■ **Collection entries**:
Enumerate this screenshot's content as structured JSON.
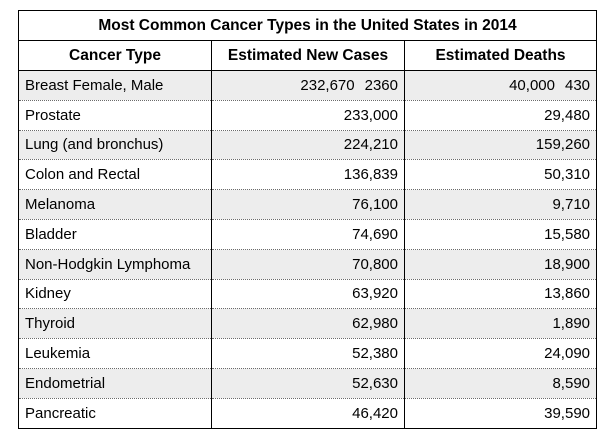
{
  "table": {
    "title": "Most Common Cancer Types in the United States in 2014",
    "headers": [
      "Cancer Type",
      "Estimated New Cases",
      "Estimated Deaths"
    ],
    "rows": [
      {
        "type": "Breast Female, Male",
        "new_cases": "232,670",
        "new_cases_2": "2360",
        "deaths": "40,000",
        "deaths_2": "430"
      },
      {
        "type": "Prostate",
        "new_cases": "233,000",
        "deaths": "29,480"
      },
      {
        "type": "Lung (and bronchus)",
        "new_cases": "224,210",
        "deaths": "159,260"
      },
      {
        "type": "Colon and Rectal",
        "new_cases": "136,839",
        "deaths": "50,310"
      },
      {
        "type": "Melanoma",
        "new_cases": "76,100",
        "deaths": "9,710"
      },
      {
        "type": "Bladder",
        "new_cases": "74,690",
        "deaths": "15,580"
      },
      {
        "type": "Non-Hodgkin Lymphoma",
        "new_cases": "70,800",
        "deaths": "18,900"
      },
      {
        "type": "Kidney",
        "new_cases": "63,920",
        "deaths": "13,860"
      },
      {
        "type": "Thyroid",
        "new_cases": "62,980",
        "deaths": "1,890"
      },
      {
        "type": "Leukemia",
        "new_cases": "52,380",
        "deaths": "24,090"
      },
      {
        "type": "Endometrial",
        "new_cases": "52,630",
        "deaths": "8,590"
      },
      {
        "type": "Pancreatic",
        "new_cases": "46,420",
        "deaths": "39,590"
      }
    ]
  },
  "colors": {
    "shaded_row": "#ededed",
    "border": "#000000",
    "dotted_rule": "#6a6a6a"
  }
}
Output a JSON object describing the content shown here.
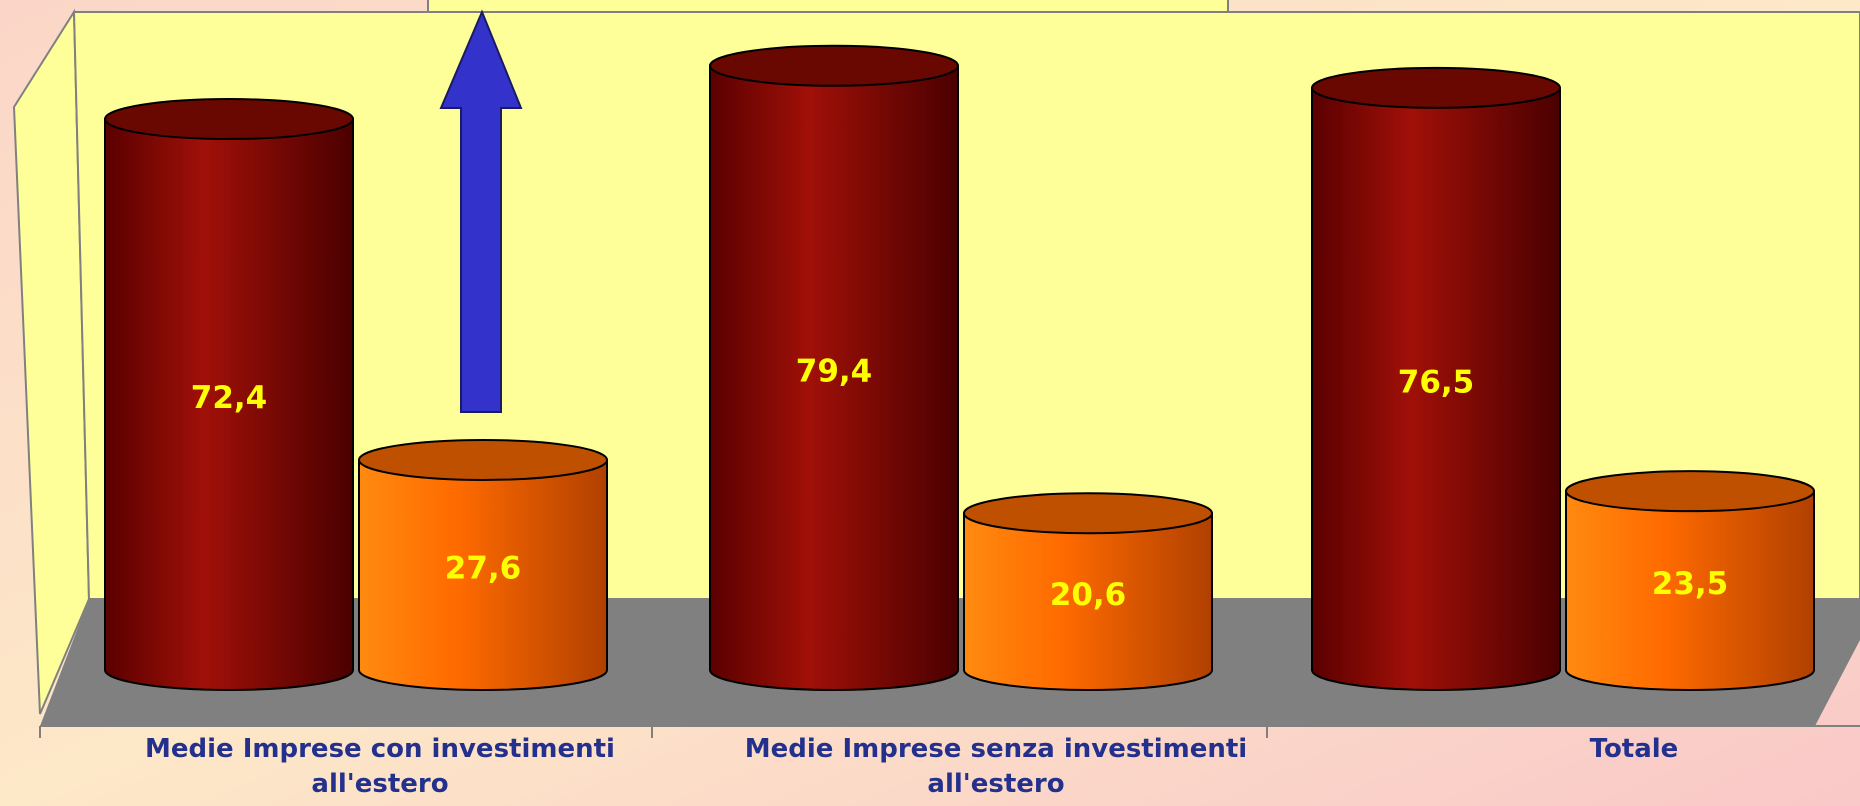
{
  "chart_data": {
    "type": "bar",
    "categories": [
      "Medie Imprese con investimenti all'estero",
      "Medie Imprese senza investimenti all'estero",
      "Totale"
    ],
    "series": [
      {
        "color": "#8b0a00",
        "values": [
          72.4,
          79.4,
          76.5
        ],
        "value_labels": [
          "72,4",
          "79,4",
          "76,5"
        ]
      },
      {
        "color": "#ff6a00",
        "values": [
          27.6,
          20.6,
          23.5
        ],
        "value_labels": [
          "27,6",
          "20,6",
          "23,5"
        ]
      }
    ]
  }
}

■ **Written request**: Take the data above and repeat it exactly, leaving each picture out.

■ **Written response**:
Enumerate this screenshot's content as structured JSON.
{
  "table": {
    "title": "Most Common Cancer Types in the United States in 2014",
    "headers": [
      "Cancer Type",
      "Estimated New Cases",
      "Estimated Deaths"
    ],
    "rows": [
      {
        "type": "Breast Female, Male",
        "new_cases": "232,670",
        "new_cases_2": "2360",
        "deaths": "40,000",
        "deaths_2": "430"
      },
      {
        "type": "Prostate",
        "new_cases": "233,000",
        "deaths": "29,480"
      },
      {
        "type": "Lung (and bronchus)",
        "new_cases": "224,210",
        "deaths": "159,260"
      },
      {
        "type": "Colon and Rectal",
        "new_cases": "136,839",
        "deaths": "50,310"
      },
      {
        "type": "Melanoma",
        "new_cases": "76,100",
        "deaths": "9,710"
      },
      {
        "type": "Bladder",
        "new_cases": "74,690",
        "deaths": "15,580"
      },
      {
        "type": "Non-Hodgkin Lymphoma",
        "new_cases": "70,800",
        "deaths": "18,900"
      },
      {
        "type": "Kidney",
        "new_cases": "63,920",
        "deaths": "13,860"
      },
      {
        "type": "Thyroid",
        "new_cases": "62,980",
        "deaths": "1,890"
      },
      {
        "type": "Leukemia",
        "new_cases": "52,380",
        "deaths": "24,090"
      },
      {
        "type": "Endometrial",
        "new_cases": "52,630",
        "deaths": "8,590"
      },
      {
        "type": "Pancreatic",
        "new_cases": "46,420",
        "deaths": "39,590"
      }
    ]
  },
  "colors": {
    "shaded_row": "#ededed",
    "border": "#000000",
    "dotted_rule": "#6a6a6a"
  }
}
Output a JSON object describing the content shown here.
{
  "chart_data": {
    "type": "bar",
    "categories": [
      "Medie Imprese con investimenti all'estero",
      "Medie Imprese senza investimenti all'estero",
      "Totale"
    ],
    "series": [
      {
        "color": "#8b0a00",
        "values": [
          72.4,
          79.4,
          76.5
        ],
        "value_labels": [
          "72,4",
          "79,4",
          "76,5"
        ]
      },
      {
        "color": "#ff6a00",
        "values": [
          27.6,
          20.6,
          23.5
        ],
        "value_labels": [
          "27,6",
          "20,6",
          "23,5"
        ]
      }
    ]
  }
}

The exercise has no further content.